▶ Aim
Work out the number of lines in the records that include the word "обращаться"; reply with that number alone.

▶ Data section

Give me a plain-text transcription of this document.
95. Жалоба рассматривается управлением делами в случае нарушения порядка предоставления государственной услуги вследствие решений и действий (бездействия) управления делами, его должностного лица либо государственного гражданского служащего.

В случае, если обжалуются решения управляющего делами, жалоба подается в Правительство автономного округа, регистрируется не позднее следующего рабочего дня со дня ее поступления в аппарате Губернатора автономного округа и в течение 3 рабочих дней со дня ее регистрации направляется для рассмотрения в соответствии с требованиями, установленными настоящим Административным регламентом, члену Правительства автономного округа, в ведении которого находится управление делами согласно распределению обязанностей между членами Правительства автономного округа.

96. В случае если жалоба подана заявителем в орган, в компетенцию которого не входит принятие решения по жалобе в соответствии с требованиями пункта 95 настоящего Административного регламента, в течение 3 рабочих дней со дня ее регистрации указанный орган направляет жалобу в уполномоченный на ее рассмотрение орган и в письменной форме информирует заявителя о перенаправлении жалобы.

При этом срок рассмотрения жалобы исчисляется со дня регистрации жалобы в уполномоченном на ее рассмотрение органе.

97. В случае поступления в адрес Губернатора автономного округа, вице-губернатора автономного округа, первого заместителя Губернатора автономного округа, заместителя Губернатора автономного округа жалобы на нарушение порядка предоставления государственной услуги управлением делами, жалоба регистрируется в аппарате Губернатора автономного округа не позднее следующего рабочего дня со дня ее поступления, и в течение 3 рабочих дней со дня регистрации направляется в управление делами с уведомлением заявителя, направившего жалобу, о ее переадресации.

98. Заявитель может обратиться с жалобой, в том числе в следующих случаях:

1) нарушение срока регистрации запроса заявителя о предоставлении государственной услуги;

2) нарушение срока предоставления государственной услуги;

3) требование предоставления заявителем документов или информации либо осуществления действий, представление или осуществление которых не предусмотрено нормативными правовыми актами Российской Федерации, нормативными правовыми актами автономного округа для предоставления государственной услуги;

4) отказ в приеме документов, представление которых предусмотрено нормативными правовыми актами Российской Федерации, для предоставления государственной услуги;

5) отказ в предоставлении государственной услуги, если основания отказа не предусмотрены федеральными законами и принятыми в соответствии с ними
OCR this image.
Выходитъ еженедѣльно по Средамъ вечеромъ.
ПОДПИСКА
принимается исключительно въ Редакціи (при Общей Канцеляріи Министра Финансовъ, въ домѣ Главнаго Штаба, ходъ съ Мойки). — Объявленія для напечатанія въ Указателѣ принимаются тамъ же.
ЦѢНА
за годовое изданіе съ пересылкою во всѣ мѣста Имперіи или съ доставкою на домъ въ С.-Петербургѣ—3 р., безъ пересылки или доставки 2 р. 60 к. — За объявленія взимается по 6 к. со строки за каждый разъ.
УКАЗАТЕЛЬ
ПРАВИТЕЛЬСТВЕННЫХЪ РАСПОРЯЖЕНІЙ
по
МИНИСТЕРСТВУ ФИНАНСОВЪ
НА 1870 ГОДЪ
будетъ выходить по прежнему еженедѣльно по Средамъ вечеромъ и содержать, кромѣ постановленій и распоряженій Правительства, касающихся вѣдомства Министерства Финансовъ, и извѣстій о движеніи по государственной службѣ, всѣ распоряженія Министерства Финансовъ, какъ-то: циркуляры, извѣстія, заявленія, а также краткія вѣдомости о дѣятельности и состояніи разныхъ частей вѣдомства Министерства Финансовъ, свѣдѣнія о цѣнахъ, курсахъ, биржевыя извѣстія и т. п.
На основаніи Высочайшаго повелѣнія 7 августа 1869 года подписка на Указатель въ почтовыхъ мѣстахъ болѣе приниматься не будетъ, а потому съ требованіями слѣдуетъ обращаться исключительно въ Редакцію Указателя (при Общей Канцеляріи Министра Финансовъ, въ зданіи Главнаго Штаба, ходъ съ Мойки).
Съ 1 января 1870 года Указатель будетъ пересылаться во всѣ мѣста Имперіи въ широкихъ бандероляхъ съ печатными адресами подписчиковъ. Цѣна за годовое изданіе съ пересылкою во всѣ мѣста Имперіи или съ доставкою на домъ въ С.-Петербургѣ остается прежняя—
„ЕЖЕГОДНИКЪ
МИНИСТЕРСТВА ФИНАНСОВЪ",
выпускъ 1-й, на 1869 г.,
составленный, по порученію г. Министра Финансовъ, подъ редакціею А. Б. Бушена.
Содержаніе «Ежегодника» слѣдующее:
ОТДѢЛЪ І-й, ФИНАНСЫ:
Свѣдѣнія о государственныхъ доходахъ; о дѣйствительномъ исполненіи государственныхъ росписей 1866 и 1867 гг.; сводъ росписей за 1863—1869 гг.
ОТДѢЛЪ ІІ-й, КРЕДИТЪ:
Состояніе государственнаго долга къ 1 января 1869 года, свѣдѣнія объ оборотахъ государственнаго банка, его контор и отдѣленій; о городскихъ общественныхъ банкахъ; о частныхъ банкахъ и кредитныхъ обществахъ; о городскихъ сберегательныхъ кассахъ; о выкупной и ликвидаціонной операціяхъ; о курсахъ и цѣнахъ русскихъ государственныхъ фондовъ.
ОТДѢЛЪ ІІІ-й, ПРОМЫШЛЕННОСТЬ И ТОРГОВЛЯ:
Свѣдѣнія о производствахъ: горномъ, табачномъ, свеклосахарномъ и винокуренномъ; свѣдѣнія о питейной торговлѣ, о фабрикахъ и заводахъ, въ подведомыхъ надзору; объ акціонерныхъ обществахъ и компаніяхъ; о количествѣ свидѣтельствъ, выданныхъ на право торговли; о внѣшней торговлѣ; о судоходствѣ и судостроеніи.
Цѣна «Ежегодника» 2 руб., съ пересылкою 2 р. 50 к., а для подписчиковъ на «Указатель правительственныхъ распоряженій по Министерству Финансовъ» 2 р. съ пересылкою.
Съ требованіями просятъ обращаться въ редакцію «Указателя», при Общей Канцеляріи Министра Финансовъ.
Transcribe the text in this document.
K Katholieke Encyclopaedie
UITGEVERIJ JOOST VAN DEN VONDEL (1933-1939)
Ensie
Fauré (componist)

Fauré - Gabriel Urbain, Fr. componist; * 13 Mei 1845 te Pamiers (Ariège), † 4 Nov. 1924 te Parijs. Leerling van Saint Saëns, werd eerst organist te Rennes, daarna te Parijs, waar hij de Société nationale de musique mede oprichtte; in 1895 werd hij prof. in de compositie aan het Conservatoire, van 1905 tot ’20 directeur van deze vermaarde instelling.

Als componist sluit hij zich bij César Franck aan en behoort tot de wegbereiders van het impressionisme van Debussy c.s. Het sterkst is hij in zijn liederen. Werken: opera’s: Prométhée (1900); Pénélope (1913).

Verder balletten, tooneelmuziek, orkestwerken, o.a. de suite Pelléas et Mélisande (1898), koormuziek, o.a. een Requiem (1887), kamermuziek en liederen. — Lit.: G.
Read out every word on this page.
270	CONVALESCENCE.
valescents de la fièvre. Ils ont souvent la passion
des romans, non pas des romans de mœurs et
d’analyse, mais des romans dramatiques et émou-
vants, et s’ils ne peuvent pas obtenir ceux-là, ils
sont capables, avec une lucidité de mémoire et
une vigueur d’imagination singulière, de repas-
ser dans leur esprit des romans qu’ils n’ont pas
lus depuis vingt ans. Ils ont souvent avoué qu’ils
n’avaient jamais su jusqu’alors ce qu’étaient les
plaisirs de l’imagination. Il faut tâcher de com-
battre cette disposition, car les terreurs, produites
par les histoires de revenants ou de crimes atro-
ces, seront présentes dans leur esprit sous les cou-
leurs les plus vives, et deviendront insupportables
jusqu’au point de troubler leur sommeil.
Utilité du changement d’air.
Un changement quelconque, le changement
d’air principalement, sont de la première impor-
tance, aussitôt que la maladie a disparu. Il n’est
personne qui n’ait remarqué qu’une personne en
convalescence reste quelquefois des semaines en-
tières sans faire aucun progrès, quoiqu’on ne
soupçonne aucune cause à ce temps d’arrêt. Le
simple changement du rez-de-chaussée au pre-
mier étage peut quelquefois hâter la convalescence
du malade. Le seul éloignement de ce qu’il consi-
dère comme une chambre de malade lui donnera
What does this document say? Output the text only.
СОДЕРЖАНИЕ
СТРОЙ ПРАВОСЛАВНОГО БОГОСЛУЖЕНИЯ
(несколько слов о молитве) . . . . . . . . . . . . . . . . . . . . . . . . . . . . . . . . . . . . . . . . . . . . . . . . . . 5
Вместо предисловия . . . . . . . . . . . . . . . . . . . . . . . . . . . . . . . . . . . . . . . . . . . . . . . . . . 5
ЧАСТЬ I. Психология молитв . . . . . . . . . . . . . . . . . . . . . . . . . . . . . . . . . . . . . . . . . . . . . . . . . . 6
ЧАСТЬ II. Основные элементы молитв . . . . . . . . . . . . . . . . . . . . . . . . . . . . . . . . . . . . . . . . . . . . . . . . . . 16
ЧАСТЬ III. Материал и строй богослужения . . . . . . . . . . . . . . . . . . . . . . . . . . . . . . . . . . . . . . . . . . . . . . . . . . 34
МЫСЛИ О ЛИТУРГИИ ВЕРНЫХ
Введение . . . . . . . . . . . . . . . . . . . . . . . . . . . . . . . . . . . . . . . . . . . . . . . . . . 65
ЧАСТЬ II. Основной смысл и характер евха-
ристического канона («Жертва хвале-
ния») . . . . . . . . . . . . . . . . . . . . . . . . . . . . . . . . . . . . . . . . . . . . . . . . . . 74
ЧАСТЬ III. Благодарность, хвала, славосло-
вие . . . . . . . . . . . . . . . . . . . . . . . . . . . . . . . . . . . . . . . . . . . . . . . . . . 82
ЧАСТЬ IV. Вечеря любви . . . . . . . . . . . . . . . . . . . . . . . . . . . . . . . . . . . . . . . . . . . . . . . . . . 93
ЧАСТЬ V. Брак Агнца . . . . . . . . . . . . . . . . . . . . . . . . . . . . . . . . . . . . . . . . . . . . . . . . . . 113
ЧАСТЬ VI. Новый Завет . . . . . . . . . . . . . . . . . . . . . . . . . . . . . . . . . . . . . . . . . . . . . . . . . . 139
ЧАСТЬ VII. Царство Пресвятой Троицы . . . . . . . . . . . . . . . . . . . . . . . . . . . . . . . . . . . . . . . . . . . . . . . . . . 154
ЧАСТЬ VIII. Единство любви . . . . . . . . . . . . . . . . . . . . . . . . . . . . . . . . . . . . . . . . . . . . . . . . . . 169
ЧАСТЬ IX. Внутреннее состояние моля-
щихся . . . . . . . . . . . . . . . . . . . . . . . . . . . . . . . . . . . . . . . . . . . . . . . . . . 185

▶ Completed exercise
2